- _Problem description_
When a line in the material contains the word "text", copy it.

- _Available records_
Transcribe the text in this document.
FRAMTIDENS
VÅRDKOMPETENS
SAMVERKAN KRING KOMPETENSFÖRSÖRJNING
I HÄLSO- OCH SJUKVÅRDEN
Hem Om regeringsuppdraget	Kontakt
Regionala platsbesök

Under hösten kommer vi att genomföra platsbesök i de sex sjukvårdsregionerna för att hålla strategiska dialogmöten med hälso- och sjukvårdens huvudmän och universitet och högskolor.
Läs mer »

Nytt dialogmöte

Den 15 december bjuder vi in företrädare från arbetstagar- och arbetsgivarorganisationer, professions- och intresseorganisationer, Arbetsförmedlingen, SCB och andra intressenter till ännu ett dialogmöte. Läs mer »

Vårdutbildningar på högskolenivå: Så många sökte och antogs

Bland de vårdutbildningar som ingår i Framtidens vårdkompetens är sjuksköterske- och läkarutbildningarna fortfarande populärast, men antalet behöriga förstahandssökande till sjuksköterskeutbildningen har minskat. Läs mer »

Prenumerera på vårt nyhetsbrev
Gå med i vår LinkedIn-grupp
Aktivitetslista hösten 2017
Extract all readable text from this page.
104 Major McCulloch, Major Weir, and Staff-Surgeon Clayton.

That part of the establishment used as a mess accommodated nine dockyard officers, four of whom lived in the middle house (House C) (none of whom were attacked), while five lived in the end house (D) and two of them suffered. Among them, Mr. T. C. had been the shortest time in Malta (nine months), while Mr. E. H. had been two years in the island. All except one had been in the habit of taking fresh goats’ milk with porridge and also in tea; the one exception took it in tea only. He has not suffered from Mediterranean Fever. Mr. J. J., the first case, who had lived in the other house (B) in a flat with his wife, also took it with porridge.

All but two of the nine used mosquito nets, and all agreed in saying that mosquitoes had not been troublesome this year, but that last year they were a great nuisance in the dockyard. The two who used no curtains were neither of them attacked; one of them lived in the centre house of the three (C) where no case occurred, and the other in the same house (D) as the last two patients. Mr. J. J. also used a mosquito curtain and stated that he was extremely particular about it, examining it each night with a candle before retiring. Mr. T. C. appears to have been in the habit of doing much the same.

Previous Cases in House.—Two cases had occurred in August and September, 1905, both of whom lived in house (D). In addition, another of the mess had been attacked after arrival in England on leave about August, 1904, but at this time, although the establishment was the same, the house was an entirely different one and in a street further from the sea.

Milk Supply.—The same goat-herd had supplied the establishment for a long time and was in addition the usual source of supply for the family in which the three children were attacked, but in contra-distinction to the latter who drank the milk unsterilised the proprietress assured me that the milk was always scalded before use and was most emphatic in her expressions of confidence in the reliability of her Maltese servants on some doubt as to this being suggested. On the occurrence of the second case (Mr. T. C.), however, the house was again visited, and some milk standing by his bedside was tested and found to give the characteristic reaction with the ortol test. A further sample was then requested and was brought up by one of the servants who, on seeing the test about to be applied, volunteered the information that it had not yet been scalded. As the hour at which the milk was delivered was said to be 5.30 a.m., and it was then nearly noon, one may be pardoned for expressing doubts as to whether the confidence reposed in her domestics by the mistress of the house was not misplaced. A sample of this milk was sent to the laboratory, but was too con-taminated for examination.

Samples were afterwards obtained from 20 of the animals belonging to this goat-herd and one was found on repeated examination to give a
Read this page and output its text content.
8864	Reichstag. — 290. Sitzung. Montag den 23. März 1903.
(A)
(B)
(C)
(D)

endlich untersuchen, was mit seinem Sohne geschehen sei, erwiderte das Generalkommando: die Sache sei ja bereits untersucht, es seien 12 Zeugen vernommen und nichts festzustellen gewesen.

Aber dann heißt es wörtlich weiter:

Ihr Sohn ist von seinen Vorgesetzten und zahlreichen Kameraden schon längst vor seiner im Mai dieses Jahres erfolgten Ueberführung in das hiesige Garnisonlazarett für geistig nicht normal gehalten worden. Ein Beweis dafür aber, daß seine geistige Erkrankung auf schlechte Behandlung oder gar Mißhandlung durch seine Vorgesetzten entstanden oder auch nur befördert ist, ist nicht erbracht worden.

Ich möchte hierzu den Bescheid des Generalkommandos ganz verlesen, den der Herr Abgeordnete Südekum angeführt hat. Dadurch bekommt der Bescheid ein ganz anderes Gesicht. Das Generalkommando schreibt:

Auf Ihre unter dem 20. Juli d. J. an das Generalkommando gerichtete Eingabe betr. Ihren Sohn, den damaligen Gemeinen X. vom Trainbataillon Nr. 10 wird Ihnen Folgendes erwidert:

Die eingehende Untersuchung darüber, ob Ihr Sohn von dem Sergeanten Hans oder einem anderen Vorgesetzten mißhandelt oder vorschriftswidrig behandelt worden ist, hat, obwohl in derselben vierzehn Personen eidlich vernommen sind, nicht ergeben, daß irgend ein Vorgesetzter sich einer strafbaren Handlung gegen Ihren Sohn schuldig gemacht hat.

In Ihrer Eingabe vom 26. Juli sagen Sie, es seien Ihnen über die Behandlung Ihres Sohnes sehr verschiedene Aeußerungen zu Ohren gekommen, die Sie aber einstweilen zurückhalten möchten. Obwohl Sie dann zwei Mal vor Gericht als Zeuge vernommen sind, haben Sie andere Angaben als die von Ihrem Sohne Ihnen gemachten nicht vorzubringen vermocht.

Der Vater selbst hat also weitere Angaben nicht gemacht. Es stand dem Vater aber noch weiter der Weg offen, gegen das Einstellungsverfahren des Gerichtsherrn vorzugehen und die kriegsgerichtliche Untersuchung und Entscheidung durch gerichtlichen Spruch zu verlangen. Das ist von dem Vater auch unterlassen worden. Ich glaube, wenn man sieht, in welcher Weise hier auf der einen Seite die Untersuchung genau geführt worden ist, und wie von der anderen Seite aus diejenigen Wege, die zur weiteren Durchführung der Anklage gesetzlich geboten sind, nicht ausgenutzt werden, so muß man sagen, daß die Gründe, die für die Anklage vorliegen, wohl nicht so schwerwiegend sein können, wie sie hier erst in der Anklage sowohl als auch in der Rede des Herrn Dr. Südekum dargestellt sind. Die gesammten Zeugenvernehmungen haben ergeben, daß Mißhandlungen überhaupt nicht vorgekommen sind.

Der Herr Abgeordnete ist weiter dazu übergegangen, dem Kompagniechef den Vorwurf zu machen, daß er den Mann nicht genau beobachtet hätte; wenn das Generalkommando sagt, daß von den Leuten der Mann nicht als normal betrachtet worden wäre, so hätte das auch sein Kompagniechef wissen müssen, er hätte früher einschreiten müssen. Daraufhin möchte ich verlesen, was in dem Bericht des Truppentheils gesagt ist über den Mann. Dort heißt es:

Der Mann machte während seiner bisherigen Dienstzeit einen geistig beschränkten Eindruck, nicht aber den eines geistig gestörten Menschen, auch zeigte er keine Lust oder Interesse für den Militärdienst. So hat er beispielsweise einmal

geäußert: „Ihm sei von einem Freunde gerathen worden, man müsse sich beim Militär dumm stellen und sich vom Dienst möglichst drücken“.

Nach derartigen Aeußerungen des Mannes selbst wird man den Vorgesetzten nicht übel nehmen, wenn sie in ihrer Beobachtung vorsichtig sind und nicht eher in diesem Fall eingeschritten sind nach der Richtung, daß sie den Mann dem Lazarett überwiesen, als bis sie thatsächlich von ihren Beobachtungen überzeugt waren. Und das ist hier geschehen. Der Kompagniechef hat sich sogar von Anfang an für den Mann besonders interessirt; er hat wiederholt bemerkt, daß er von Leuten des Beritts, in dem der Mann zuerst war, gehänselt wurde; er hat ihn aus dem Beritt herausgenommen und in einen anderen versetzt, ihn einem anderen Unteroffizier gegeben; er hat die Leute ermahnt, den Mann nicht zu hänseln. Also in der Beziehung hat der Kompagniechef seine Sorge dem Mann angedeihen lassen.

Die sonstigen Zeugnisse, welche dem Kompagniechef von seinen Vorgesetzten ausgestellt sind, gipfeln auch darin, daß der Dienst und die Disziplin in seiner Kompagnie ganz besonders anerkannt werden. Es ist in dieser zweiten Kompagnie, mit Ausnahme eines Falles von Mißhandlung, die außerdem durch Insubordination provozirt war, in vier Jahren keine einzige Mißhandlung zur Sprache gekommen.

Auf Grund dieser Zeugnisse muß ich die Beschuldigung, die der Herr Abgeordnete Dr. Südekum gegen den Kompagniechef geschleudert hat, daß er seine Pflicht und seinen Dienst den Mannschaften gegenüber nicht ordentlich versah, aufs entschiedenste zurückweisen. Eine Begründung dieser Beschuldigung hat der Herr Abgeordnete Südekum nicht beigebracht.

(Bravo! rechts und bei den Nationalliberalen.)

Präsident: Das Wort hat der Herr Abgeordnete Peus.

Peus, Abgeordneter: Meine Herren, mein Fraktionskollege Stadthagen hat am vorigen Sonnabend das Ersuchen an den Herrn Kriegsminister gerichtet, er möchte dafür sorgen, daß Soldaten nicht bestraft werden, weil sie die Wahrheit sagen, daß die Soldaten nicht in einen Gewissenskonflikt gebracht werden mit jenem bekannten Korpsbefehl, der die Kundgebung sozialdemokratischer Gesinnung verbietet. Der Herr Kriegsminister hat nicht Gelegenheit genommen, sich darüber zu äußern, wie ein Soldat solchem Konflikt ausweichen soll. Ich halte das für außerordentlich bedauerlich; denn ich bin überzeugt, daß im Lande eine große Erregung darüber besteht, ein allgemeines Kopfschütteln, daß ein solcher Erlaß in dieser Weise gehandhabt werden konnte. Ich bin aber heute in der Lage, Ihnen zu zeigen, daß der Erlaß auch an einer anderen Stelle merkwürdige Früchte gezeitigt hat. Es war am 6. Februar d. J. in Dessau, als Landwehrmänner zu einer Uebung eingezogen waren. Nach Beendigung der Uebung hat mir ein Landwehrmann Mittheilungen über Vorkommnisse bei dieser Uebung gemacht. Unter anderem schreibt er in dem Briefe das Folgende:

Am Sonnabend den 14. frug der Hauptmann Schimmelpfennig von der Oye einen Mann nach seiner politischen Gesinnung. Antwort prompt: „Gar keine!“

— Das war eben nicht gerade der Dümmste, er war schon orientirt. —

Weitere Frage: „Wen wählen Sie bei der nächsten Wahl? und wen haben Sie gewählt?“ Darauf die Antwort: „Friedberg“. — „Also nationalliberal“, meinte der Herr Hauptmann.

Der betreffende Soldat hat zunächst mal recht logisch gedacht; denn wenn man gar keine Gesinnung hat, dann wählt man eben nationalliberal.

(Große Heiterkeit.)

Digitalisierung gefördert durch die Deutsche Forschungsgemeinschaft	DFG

- _Answer to this task_
Transcribe the text in this document.
Extract all readable text from this page.
Read this page and output its text content.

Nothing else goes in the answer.